(Records from a collection)
** Begin **

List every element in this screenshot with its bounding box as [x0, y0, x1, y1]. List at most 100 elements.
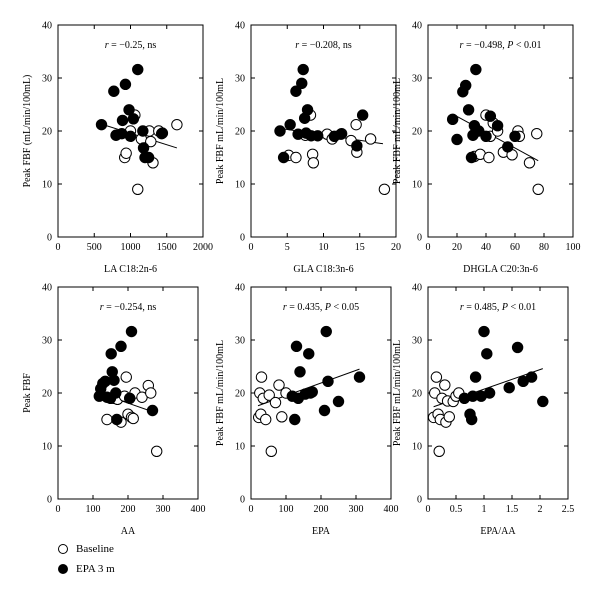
x-tick-label: 200 — [121, 504, 136, 515]
epa-point — [123, 104, 135, 116]
epa-point — [503, 382, 515, 394]
baseline-point — [120, 147, 132, 159]
baseline-point — [307, 157, 320, 169]
epa-point — [290, 340, 303, 353]
epa-point — [301, 104, 314, 116]
y-tick-label: 10 — [42, 180, 52, 191]
x-tick-label: 0 — [56, 242, 61, 253]
y-axis-label: Peak FBF — [22, 373, 33, 413]
epa-point — [511, 341, 524, 354]
x-axis-label: EPA/AA — [480, 526, 516, 537]
chart-panel-2: 0 5 10 15 20 0 10 20 30 40 GLA C18:3n-6 Peak FBF mL… — [215, 21, 401, 276]
y-axis-label: Peak FBF mL/min/100mL — [215, 340, 226, 446]
chart-panel-4: 0 100 200 300 400 0 10 20 30 40 AA Peak FBF r = −0.2… — [22, 283, 206, 538]
x-tick-label: 1.5 — [506, 504, 519, 515]
epa-point — [537, 395, 549, 408]
x-tick-label: 300 — [349, 504, 364, 515]
y-tick-label: 30 — [42, 336, 52, 347]
epa-point — [156, 127, 169, 139]
x-axis-label: LA C18:2n-6 — [104, 264, 157, 275]
epa-point — [296, 77, 308, 90]
x-tick-label: 0 — [249, 504, 254, 515]
epa-point — [115, 340, 127, 353]
plot-frame — [427, 286, 569, 500]
epa-point — [451, 133, 463, 146]
epa-point — [481, 348, 493, 360]
y-tick-label: 40 — [412, 283, 422, 294]
y-tick-label: 10 — [42, 442, 52, 453]
baseline-point — [350, 118, 362, 131]
y-tick-label: 20 — [42, 389, 52, 400]
baseline-point — [145, 387, 157, 399]
x-axis-label: EPA — [312, 526, 331, 537]
y-axis-label: Peak FBF (mL/min/100mL) — [22, 75, 33, 188]
stat-annotation: r = 0.485, P < 0.01 — [460, 302, 536, 313]
epa-point — [491, 120, 504, 132]
y-tick-label: 20 — [235, 389, 245, 400]
epa-point — [460, 79, 472, 92]
x-tick-label: 400 — [191, 504, 206, 515]
x-tick-label: 80 — [539, 242, 549, 253]
y-tick-label: 40 — [42, 283, 52, 294]
y-tick-label: 0 — [47, 495, 52, 506]
x-tick-label: 10 — [319, 242, 329, 253]
chart-panel-5: 0 100 200 300 400 0 10 20 30 40 EPA Peak FBF mL/min… — [215, 283, 399, 538]
baseline-point — [364, 133, 377, 145]
x-tick-label: 0 — [426, 242, 431, 253]
y-tick-label: 10 — [412, 442, 422, 453]
epa-point — [478, 325, 490, 338]
x-tick-label: 15 — [355, 242, 365, 253]
epa-point — [525, 371, 538, 383]
epa-point — [446, 113, 459, 126]
baseline-point — [378, 183, 391, 196]
baseline-point — [532, 183, 544, 196]
x-tick-label: 2.5 — [562, 504, 575, 515]
epa-point — [127, 113, 140, 125]
y-tick-label: 40 — [235, 21, 245, 32]
stat-annotation: r = −0.208, ns — [295, 40, 352, 51]
x-tick-label: 20 — [391, 242, 401, 253]
epa-point — [124, 130, 137, 143]
epa-point — [119, 78, 132, 91]
baseline-point — [273, 379, 285, 391]
x-tick-label: 500 — [87, 242, 102, 253]
y-tick-label: 0 — [417, 233, 422, 244]
epa-point — [297, 63, 309, 76]
y-tick-label: 30 — [42, 74, 52, 85]
epa-point — [146, 404, 159, 417]
y-tick-label: 30 — [412, 74, 422, 85]
baseline-point — [290, 151, 302, 164]
epa-point — [318, 404, 331, 417]
y-tick-label: 30 — [235, 336, 245, 347]
y-tick-label: 0 — [240, 233, 245, 244]
baseline-point — [145, 135, 157, 148]
epa-point — [335, 128, 347, 140]
y-tick-label: 20 — [412, 127, 422, 138]
baseline-point — [120, 371, 132, 383]
y-tick-label: 20 — [412, 389, 422, 400]
x-tick-label: 0 — [249, 242, 254, 253]
y-tick-label: 0 — [240, 495, 245, 506]
epa-point — [137, 125, 149, 137]
legend-item-epa: EPA 3 m — [58, 559, 258, 579]
baseline-point — [531, 127, 543, 140]
baseline-point — [433, 445, 445, 457]
baseline-point — [255, 371, 268, 383]
epa-point — [111, 413, 123, 426]
y-axis-label: Peak FBF mL/min/100mL — [215, 78, 226, 184]
epa-point — [480, 130, 492, 143]
epa-point — [142, 151, 155, 164]
baseline-point — [430, 371, 443, 383]
y-tick-label: 20 — [42, 127, 52, 138]
epa-point — [351, 140, 363, 152]
epa-point — [137, 142, 150, 154]
x-tick-label: 100 — [86, 504, 101, 515]
baseline-point — [269, 396, 282, 409]
epa-point — [470, 63, 482, 76]
epa-point — [320, 325, 332, 338]
x-tick-label: 1000 — [121, 242, 141, 253]
stat-annotation: r = −0.498, P < 0.01 — [460, 40, 542, 51]
chart-panel-1: 0 500 1000 1500 2000 0 10 20 30 40 LA C18:2n-6 Peak… — [22, 21, 213, 276]
epa-point — [294, 366, 306, 378]
stat-annotation: r = −0.25, ns — [105, 40, 157, 51]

** End **

_YOUR GOAL_
Rewrite the rows above, replacing every "baseline-point" with "control-point" and leaving everything else unchanged. Omit the picture from your answer.

_RESPONSE FOR THIS EXERCISE_
List every element in this screenshot with its bounding box as [x0, y0, x1, y1]. List at most 100 elements.
x-tick-label: 200 — [121, 504, 136, 515]
epa-point — [123, 104, 135, 116]
epa-point — [503, 382, 515, 394]
control-point — [120, 147, 132, 159]
control-point — [307, 157, 320, 169]
epa-point — [290, 340, 303, 353]
epa-point — [301, 104, 314, 116]
y-tick-label: 10 — [42, 180, 52, 191]
x-tick-label: 0 — [56, 242, 61, 253]
y-axis-label: Peak FBF — [22, 373, 33, 413]
epa-point — [511, 341, 524, 354]
x-axis-label: EPA/AA — [480, 526, 516, 537]
chart-panel-2: 0 5 10 15 20 0 10 20 30 40 GLA C18:3n-6 Peak FBF mL… — [215, 21, 401, 276]
y-axis-label: Peak FBF mL/min/100mL — [215, 340, 226, 446]
chart-panel-4: 0 100 200 300 400 0 10 20 30 40 AA Peak FBF r = −0.2… — [22, 283, 206, 538]
x-tick-label: 1.5 — [506, 504, 519, 515]
epa-point — [537, 395, 549, 408]
x-tick-label: 300 — [349, 504, 364, 515]
y-tick-label: 30 — [42, 336, 52, 347]
epa-point — [156, 127, 169, 139]
x-axis-label: LA C18:2n-6 — [104, 264, 157, 275]
epa-point — [296, 77, 308, 90]
x-tick-label: 0 — [249, 504, 254, 515]
epa-point — [115, 340, 127, 353]
plot-frame — [427, 286, 569, 500]
epa-point — [451, 133, 463, 146]
epa-point — [481, 348, 493, 360]
y-tick-label: 40 — [412, 283, 422, 294]
y-tick-label: 10 — [42, 442, 52, 453]
control-point — [350, 118, 362, 131]
y-tick-label: 20 — [42, 389, 52, 400]
control-point — [145, 387, 157, 399]
x-axis-label: EPA — [312, 526, 331, 537]
y-axis-label: Peak FBF (mL/min/100mL) — [22, 75, 33, 188]
stat-annotation: r = 0.485, P < 0.01 — [460, 302, 536, 313]
epa-point — [491, 120, 504, 132]
y-tick-label: 20 — [235, 389, 245, 400]
epa-point — [460, 79, 472, 92]
x-tick-label: 400 — [191, 504, 206, 515]
x-tick-label: 80 — [539, 242, 549, 253]
y-tick-label: 40 — [42, 283, 52, 294]
y-tick-label: 0 — [47, 495, 52, 506]
x-tick-label: 10 — [319, 242, 329, 253]
chart-panel-5: 0 100 200 300 400 0 10 20 30 40 EPA Peak FBF mL/min… — [215, 283, 399, 538]
control-point — [364, 133, 377, 145]
x-tick-label: 0 — [426, 242, 431, 253]
y-tick-label: 10 — [412, 442, 422, 453]
epa-point — [478, 325, 490, 338]
x-tick-label: 15 — [355, 242, 365, 253]
epa-point — [525, 371, 538, 383]
epa-point — [446, 113, 459, 126]
control-point — [378, 183, 391, 196]
control-point — [532, 183, 544, 196]
x-tick-label: 2.5 — [562, 504, 575, 515]
epa-point — [127, 113, 140, 125]
y-tick-label: 40 — [235, 21, 245, 32]
stat-annotation: r = −0.208, ns — [295, 40, 352, 51]
x-tick-label: 20 — [391, 242, 401, 253]
epa-point — [124, 130, 137, 143]
epa-point — [119, 78, 132, 91]
control-point — [273, 379, 285, 391]
x-tick-label: 500 — [87, 242, 102, 253]
y-tick-label: 0 — [417, 233, 422, 244]
epa-point — [297, 63, 309, 76]
y-tick-label: 30 — [42, 74, 52, 85]
epa-point — [146, 404, 159, 417]
y-tick-label: 30 — [412, 74, 422, 85]
control-point — [290, 151, 302, 164]
epa-point — [318, 404, 331, 417]
y-tick-label: 30 — [235, 336, 245, 347]
y-tick-label: 0 — [240, 233, 245, 244]
control-point — [145, 135, 157, 148]
epa-point — [335, 128, 347, 140]
y-tick-label: 20 — [412, 127, 422, 138]
control-point — [120, 371, 132, 383]
y-tick-label: 20 — [412, 389, 422, 400]
x-tick-label: 0 — [249, 242, 254, 253]
y-tick-label: 0 — [240, 495, 245, 506]
epa-point — [137, 125, 149, 137]
legend-item-epa: EPA 3 m — [58, 559, 258, 579]
control-point — [531, 127, 543, 140]
control-point — [433, 445, 445, 457]
control-point — [255, 371, 268, 383]
epa-point — [111, 413, 123, 426]
y-axis-label: Peak FBF mL/min/100mL — [215, 78, 226, 184]
epa-point — [480, 130, 492, 143]
epa-point — [142, 151, 155, 164]
control-point — [430, 371, 443, 383]
y-tick-label: 20 — [42, 127, 52, 138]
epa-point — [351, 140, 363, 152]
epa-point — [137, 142, 150, 154]
x-tick-label: 100 — [86, 504, 101, 515]
control-point — [269, 396, 282, 409]
epa-point — [470, 63, 482, 76]
epa-point — [320, 325, 332, 338]
x-tick-label: 1000 — [121, 242, 141, 253]
stat-annotation: r = −0.498, P < 0.01 — [460, 40, 542, 51]
chart-panel-1: 0 500 1000 1500 2000 0 10 20 30 40 LA C18:2n-6 Peak… — [22, 21, 213, 276]
epa-point — [294, 366, 306, 378]
stat-annotation: r = −0.25, ns — [105, 40, 157, 51]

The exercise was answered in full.